* Brief *
Render each line of the material below as a JSON list of strings, one string per line, with blank lines and the picture left out.

[Begin]

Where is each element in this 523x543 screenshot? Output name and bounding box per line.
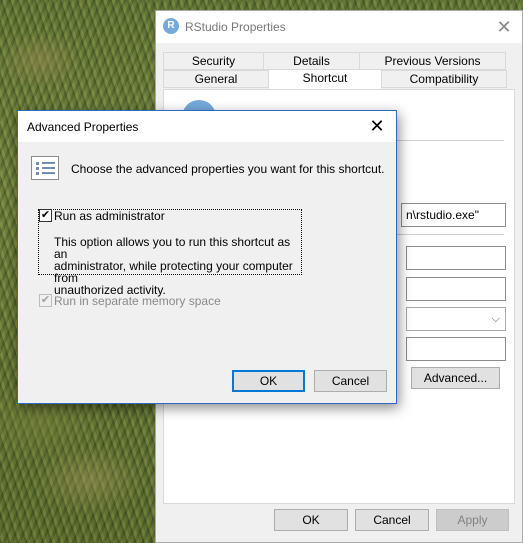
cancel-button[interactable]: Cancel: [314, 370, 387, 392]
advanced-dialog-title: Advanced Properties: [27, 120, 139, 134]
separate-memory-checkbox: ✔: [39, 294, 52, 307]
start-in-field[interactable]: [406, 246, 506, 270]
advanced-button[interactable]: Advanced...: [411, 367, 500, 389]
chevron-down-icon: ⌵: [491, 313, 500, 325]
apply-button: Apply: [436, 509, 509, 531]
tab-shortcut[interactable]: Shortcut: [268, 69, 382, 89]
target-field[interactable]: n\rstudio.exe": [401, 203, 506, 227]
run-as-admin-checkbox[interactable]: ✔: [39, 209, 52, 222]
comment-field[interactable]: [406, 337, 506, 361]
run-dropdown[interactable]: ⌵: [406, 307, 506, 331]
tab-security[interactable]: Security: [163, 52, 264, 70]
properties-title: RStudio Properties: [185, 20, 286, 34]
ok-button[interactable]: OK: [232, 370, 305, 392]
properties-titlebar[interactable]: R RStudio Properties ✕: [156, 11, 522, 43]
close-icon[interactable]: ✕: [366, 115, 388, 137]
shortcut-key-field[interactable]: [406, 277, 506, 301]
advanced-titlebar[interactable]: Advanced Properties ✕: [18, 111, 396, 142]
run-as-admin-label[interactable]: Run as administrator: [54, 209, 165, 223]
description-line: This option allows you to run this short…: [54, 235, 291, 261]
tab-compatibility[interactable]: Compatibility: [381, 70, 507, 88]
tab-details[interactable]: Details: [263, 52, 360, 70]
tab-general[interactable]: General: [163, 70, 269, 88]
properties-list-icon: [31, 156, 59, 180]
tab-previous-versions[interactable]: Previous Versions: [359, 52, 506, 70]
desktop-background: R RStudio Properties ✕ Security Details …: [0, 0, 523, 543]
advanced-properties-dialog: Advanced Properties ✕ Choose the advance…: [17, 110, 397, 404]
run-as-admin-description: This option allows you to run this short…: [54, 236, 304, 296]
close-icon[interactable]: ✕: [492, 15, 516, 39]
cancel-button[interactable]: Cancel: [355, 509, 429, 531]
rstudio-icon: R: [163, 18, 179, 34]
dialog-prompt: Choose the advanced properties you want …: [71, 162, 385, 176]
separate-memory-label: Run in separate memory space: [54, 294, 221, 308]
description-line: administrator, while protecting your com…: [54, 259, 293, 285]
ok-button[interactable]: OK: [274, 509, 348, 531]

[End]

* Output for this exercise *
[
  "Where is each element in this 523x543 screenshot? Output name and bounding box per line.",
  "cancel-button[interactable]: Cancel: [314, 370, 387, 392]",
  "advanced-dialog-title: Advanced Properties: [27, 120, 139, 134]",
  "separate-memory-checkbox: ✔: [39, 294, 52, 307]",
  "start-in-field[interactable]: [406, 246, 506, 270]",
  "advanced-button[interactable]: Advanced...: [411, 367, 500, 389]",
  "chevron-down-icon: ⌵: [491, 313, 500, 325]",
  "apply-button: Apply: [436, 509, 509, 531]",
  "tab-shortcut[interactable]: Shortcut: [268, 69, 382, 89]",
  "target-field[interactable]: n\\rstudio.exe\": [401, 203, 506, 227]",
  "run-as-admin-checkbox[interactable]: ✔: [39, 209, 52, 222]",
  "comment-field[interactable]: [406, 337, 506, 361]",
  "run-dropdown[interactable]: ⌵: [406, 307, 506, 331]",
  "tab-security[interactable]: Security: [163, 52, 264, 70]",
  "properties-title: RStudio Properties: [185, 20, 286, 34]",
  "ok-button[interactable]: OK: [232, 370, 305, 392]",
  "properties-titlebar[interactable]: R RStudio Properties ✕: [156, 11, 522, 43]",
  "close-icon[interactable]: ✕: [366, 115, 388, 137]",
  "shortcut-key-field[interactable]: [406, 277, 506, 301]",
  "advanced-titlebar[interactable]: Advanced Properties ✕: [18, 111, 396, 142]",
  "run-as-admin-label[interactable]: Run as administrator: [54, 209, 165, 223]",
  "description-line: This option allows you to run this short…: [54, 235, 291, 261]",
  "tab-compatibility[interactable]: Compatibility: [381, 70, 507, 88]",
  "tab-details[interactable]: Details: [263, 52, 360, 70]",
  "tab-general[interactable]: General: [163, 70, 269, 88]",
  "properties-list-icon: [31, 156, 59, 180]",
  "tab-previous-versions[interactable]: Previous Versions: [359, 52, 506, 70]",
  "desktop-background: R RStudio Properties ✕ Security Details …: [0, 0, 523, 543]",
  "advanced-properties-dialog: Advanced Properties ✕ Choose the advance…: [17, 110, 397, 404]",
  "run-as-admin-description: This option allows you to run this short…: [54, 236, 304, 296]",
  "close-icon[interactable]: ✕: [492, 15, 516, 39]",
  "cancel-button[interactable]: Cancel: [355, 509, 429, 531]",
  "rstudio-icon: R: [163, 18, 179, 34]",
  "dialog-prompt: Choose the advanced properties you want …: [71, 162, 385, 176]",
  "separate-memory-label: Run in separate memory space: [54, 294, 221, 308]",
  "description-line: administrator, while protecting your com…: [54, 259, 293, 285]",
  "ok-button[interactable]: OK: [274, 509, 348, 531]"
]